DATA TO USE:
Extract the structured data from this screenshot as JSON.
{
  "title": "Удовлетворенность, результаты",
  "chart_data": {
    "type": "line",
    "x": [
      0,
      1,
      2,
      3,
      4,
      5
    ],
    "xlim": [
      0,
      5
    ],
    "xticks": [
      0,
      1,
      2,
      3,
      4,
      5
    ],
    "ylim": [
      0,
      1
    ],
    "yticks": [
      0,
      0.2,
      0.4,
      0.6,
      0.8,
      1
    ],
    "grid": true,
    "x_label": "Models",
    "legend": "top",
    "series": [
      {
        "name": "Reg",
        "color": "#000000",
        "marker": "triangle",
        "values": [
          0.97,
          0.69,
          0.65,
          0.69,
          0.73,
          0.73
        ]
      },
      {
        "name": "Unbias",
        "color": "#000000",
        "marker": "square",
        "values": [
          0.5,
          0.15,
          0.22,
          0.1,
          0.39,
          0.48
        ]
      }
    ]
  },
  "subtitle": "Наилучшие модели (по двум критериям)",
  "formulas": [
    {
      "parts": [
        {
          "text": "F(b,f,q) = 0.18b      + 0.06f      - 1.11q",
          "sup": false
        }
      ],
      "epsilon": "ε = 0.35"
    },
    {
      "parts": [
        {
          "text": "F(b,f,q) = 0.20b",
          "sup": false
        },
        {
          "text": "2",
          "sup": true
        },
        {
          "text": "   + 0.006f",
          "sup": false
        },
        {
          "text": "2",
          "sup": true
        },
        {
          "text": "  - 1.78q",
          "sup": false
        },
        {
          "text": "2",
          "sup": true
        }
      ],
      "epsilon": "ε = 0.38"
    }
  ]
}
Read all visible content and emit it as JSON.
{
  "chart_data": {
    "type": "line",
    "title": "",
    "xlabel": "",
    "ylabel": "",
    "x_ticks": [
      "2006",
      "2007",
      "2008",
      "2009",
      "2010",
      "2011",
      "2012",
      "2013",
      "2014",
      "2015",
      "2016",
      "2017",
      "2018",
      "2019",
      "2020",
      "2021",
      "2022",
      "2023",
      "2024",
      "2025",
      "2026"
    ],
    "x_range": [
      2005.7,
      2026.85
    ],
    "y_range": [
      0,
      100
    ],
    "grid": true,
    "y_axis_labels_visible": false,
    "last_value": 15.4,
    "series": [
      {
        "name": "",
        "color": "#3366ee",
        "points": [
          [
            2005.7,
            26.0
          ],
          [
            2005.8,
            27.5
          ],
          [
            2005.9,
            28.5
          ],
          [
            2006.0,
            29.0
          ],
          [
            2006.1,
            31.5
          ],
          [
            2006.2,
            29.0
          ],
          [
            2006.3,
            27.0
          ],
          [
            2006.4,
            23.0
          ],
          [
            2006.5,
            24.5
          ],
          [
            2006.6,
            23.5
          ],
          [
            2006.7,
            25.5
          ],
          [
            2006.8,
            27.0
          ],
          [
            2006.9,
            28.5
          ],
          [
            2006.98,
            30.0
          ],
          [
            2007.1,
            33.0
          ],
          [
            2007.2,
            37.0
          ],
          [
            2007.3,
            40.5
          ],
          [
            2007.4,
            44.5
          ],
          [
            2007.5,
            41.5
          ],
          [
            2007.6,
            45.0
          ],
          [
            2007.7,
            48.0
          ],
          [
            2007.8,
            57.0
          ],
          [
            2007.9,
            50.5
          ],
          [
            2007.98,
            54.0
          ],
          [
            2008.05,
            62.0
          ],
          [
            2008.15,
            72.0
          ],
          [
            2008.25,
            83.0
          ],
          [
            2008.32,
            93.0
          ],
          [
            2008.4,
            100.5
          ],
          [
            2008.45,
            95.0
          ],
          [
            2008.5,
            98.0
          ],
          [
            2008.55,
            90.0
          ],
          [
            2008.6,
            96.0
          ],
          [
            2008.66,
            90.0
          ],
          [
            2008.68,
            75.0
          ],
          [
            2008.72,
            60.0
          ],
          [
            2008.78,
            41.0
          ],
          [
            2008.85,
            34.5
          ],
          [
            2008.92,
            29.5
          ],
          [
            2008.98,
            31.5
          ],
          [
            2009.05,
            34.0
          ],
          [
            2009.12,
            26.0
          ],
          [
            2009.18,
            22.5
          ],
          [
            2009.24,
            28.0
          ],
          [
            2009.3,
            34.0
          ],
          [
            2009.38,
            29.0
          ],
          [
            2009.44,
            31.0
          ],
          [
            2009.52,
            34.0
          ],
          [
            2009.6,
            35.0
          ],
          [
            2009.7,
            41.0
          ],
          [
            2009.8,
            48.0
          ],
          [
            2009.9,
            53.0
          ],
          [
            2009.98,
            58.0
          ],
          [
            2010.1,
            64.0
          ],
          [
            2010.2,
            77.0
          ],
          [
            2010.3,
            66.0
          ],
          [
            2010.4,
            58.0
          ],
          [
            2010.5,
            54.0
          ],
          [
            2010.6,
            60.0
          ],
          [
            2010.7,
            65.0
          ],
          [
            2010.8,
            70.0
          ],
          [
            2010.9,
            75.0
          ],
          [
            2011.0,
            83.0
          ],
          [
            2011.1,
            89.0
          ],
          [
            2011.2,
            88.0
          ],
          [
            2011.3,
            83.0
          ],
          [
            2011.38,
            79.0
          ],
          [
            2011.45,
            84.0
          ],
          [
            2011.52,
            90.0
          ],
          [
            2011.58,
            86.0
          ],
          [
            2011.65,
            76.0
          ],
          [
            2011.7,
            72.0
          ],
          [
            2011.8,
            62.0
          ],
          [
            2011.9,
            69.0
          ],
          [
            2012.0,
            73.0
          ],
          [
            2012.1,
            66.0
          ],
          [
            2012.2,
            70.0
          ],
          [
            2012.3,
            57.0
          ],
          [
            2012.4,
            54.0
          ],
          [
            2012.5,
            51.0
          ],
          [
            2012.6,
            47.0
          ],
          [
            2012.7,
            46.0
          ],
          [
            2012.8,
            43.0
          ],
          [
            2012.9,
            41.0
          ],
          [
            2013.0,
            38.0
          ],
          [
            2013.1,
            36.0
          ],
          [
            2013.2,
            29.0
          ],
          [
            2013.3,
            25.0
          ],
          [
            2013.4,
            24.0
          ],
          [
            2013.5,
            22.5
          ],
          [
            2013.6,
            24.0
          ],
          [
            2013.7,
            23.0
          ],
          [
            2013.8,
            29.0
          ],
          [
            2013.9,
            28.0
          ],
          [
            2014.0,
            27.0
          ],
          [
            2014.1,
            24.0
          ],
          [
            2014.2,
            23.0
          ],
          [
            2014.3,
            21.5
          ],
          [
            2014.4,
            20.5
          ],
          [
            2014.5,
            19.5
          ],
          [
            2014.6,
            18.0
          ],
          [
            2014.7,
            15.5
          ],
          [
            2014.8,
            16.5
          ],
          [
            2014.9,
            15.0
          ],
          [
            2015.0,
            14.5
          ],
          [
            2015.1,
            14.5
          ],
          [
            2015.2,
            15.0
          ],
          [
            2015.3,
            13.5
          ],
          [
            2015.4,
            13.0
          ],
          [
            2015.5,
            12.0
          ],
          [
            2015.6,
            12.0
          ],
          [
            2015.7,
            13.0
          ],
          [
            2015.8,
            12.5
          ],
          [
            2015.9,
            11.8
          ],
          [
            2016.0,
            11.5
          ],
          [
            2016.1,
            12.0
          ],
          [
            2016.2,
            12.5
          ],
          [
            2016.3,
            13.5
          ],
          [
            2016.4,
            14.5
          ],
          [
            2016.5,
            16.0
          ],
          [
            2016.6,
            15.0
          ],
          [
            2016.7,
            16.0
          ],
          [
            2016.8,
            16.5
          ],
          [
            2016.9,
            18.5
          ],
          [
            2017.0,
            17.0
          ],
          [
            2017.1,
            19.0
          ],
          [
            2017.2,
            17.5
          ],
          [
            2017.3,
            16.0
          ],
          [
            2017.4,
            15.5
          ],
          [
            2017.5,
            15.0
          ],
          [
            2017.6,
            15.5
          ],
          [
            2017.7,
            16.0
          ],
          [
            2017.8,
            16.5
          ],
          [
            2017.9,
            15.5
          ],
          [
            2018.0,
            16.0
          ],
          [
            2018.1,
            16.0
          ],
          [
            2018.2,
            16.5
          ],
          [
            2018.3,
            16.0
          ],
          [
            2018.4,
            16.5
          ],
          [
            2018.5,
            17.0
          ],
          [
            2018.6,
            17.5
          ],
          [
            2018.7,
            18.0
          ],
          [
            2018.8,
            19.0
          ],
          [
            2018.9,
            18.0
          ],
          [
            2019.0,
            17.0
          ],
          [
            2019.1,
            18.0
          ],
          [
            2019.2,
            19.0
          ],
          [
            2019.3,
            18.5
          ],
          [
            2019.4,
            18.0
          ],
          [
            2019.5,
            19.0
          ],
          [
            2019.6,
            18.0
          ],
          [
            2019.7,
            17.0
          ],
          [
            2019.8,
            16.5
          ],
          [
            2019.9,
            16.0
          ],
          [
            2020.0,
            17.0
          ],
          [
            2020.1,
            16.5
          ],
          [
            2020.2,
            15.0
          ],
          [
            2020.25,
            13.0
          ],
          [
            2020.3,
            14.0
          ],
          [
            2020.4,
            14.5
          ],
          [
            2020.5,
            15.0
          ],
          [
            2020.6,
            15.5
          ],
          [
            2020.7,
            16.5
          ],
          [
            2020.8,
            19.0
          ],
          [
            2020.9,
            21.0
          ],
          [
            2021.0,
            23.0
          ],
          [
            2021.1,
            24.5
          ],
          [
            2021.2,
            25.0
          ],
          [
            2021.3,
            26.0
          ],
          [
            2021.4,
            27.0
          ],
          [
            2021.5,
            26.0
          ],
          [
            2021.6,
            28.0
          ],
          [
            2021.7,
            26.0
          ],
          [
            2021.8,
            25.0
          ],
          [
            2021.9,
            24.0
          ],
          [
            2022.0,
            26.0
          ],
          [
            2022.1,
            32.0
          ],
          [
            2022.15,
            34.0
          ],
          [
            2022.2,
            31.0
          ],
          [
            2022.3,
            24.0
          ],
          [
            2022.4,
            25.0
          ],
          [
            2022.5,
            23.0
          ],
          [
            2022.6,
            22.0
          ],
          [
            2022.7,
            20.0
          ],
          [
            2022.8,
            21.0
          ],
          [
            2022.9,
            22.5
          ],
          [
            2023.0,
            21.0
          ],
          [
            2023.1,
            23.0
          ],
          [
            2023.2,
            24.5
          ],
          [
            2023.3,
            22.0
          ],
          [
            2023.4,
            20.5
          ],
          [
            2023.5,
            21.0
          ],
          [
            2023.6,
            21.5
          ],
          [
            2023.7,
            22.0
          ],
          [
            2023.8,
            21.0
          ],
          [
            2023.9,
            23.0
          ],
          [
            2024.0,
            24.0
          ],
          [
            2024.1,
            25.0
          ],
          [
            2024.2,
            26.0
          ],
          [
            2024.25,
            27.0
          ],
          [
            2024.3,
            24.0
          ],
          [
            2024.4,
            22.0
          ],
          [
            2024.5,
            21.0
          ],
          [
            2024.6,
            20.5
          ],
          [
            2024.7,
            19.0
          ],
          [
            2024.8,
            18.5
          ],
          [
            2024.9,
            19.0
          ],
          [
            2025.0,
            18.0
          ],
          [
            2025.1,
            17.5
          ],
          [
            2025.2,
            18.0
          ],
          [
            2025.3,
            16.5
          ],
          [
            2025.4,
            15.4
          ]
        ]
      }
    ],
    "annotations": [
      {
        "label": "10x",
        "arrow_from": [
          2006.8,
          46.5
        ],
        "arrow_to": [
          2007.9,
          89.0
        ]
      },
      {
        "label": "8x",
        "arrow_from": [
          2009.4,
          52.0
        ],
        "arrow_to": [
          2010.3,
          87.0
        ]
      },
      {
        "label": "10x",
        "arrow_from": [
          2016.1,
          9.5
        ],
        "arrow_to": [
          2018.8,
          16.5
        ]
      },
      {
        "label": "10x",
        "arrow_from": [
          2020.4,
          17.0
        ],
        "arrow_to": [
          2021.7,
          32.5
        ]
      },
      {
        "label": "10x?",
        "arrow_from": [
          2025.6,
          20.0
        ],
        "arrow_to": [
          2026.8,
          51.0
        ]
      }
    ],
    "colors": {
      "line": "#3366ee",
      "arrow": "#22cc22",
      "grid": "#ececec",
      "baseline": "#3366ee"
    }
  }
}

PROBLEM: Go through the data above and find the lines with the word "text". Copy each of those lines.

ANSWER TO THE PROBLEM:
          "text": "F(b,f,q) = 0.18b      + 0.06f      - 1.11q",
          "text": "F(b,f,q) = 0.20b",
          "text": "2",
          "text": "   + 0.006f",
          "text": "2",
          "text": "  - 1.78q",
          "text": "2",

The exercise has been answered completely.